● **What to work on**
Find the string "triangle" in the listing and report every line that has it.

● **Provided material**
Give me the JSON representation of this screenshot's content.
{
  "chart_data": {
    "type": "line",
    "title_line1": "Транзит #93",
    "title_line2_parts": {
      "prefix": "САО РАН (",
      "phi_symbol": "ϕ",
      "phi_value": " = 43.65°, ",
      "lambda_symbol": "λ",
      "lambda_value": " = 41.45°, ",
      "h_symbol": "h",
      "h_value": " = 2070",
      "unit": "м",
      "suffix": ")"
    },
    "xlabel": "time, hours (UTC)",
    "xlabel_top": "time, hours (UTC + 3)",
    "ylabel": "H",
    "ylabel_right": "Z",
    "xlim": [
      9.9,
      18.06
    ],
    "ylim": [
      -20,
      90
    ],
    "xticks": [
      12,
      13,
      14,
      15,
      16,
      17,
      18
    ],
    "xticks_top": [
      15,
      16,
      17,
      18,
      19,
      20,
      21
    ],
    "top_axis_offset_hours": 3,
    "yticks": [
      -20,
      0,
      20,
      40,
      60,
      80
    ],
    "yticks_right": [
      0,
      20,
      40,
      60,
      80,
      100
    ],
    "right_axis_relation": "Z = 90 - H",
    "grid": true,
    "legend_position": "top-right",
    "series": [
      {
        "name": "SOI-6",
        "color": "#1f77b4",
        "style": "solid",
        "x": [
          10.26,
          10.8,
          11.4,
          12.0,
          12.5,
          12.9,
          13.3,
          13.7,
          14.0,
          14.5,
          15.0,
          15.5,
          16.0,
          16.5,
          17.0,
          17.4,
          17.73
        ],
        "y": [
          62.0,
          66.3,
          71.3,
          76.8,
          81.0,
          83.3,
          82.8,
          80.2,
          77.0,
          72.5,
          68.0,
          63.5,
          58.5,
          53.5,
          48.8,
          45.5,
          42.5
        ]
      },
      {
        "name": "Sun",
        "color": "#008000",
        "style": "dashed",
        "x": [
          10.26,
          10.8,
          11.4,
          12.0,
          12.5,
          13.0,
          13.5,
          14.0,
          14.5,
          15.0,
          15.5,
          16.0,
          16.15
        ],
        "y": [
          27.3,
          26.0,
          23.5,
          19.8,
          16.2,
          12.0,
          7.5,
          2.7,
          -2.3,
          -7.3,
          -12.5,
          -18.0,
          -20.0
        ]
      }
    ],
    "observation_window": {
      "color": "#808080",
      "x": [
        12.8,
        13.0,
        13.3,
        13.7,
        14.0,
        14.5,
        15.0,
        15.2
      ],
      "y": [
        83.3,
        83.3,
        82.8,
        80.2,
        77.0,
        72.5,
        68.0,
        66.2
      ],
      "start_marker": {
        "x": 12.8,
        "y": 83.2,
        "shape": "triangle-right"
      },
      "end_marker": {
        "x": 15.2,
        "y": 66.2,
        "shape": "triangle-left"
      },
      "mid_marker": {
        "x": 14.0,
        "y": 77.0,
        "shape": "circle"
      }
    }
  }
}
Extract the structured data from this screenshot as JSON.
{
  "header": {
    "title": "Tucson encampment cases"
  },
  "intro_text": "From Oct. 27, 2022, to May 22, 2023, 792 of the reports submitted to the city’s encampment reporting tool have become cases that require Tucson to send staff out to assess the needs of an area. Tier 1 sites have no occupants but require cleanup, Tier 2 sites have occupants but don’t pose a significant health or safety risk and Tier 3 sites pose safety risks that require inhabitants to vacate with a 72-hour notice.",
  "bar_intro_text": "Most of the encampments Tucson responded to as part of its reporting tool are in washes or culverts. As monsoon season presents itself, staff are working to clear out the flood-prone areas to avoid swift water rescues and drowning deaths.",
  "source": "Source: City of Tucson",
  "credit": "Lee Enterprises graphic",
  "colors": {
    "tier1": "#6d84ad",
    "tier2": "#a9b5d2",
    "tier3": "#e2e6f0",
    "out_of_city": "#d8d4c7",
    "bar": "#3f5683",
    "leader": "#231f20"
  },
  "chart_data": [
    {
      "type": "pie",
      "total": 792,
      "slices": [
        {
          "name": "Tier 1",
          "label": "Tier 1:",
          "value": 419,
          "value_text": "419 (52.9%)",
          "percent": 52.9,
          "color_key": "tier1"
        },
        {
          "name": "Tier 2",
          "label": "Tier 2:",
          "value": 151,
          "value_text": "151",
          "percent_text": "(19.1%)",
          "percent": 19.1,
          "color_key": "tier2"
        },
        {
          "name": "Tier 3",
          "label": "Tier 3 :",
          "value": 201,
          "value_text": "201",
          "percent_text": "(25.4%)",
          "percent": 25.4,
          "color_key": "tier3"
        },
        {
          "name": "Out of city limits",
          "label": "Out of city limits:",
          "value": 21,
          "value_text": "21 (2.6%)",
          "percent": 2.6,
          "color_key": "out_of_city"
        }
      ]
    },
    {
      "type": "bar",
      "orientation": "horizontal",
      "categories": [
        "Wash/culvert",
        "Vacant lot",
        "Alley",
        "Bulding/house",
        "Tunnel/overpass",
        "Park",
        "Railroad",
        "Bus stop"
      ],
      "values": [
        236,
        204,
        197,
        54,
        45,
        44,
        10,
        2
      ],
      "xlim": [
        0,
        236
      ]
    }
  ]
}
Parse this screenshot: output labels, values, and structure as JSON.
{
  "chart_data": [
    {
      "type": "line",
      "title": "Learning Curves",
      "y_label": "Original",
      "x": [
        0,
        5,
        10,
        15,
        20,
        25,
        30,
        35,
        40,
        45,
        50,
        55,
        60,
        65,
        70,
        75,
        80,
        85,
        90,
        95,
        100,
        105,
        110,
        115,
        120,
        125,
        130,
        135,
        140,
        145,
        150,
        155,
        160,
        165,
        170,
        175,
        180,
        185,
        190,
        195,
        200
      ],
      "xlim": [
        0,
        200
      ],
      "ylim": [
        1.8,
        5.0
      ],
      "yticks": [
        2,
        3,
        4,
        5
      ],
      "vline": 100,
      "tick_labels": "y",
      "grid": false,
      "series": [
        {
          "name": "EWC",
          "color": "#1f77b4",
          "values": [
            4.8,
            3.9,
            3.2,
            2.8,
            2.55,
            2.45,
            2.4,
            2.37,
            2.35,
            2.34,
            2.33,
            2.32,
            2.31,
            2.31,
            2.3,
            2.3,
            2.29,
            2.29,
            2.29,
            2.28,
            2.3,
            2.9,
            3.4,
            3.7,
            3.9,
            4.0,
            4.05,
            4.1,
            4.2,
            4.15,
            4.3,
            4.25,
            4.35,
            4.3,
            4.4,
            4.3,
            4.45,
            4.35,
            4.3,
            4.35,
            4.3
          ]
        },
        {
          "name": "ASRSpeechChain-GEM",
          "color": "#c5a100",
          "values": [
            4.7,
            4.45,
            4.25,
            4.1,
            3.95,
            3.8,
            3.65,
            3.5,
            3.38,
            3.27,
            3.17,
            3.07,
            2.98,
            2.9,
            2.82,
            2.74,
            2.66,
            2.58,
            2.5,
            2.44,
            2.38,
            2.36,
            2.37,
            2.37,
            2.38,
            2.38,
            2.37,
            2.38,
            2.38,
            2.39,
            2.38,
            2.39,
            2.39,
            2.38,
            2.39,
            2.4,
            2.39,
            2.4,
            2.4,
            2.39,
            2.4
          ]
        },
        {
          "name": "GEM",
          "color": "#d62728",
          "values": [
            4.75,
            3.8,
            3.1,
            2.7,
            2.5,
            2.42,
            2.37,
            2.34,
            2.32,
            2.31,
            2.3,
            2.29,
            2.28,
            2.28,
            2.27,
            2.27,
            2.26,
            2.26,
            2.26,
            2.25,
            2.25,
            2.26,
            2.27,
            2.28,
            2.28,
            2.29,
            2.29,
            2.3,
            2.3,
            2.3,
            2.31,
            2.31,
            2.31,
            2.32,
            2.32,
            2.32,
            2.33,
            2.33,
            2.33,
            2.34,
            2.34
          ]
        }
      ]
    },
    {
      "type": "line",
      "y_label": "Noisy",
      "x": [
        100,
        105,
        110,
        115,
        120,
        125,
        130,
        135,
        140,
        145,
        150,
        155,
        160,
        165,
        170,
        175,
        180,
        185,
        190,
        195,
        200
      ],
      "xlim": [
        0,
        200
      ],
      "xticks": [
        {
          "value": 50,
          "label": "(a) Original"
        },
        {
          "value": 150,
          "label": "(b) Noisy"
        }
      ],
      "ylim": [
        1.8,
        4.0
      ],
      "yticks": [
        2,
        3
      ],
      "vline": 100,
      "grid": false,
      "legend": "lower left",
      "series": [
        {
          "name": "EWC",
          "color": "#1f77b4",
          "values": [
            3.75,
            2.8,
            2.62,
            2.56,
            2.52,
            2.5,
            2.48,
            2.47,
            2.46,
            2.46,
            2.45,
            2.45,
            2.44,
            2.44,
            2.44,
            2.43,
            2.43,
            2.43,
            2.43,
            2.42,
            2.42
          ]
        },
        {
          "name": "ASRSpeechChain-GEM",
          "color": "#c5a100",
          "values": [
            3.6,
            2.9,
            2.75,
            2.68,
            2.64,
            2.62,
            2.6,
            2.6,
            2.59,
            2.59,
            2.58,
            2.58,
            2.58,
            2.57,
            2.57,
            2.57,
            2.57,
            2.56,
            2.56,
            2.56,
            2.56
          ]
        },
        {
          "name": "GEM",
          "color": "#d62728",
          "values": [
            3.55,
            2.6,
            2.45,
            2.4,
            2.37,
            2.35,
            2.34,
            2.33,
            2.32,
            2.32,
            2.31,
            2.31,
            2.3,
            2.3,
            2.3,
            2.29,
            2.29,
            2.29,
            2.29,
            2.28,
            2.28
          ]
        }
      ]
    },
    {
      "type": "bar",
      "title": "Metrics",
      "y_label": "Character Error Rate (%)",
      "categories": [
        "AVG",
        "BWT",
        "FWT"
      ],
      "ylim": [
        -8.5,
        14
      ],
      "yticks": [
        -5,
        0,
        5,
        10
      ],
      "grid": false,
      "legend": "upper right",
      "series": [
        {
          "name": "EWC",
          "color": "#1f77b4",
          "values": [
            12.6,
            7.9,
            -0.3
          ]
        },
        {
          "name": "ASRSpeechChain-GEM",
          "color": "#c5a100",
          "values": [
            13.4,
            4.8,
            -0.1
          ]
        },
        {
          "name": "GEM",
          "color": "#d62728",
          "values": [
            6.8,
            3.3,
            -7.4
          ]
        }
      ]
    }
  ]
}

● **Right answer**
        "shape": "triangle-right"
        "shape": "triangle-left"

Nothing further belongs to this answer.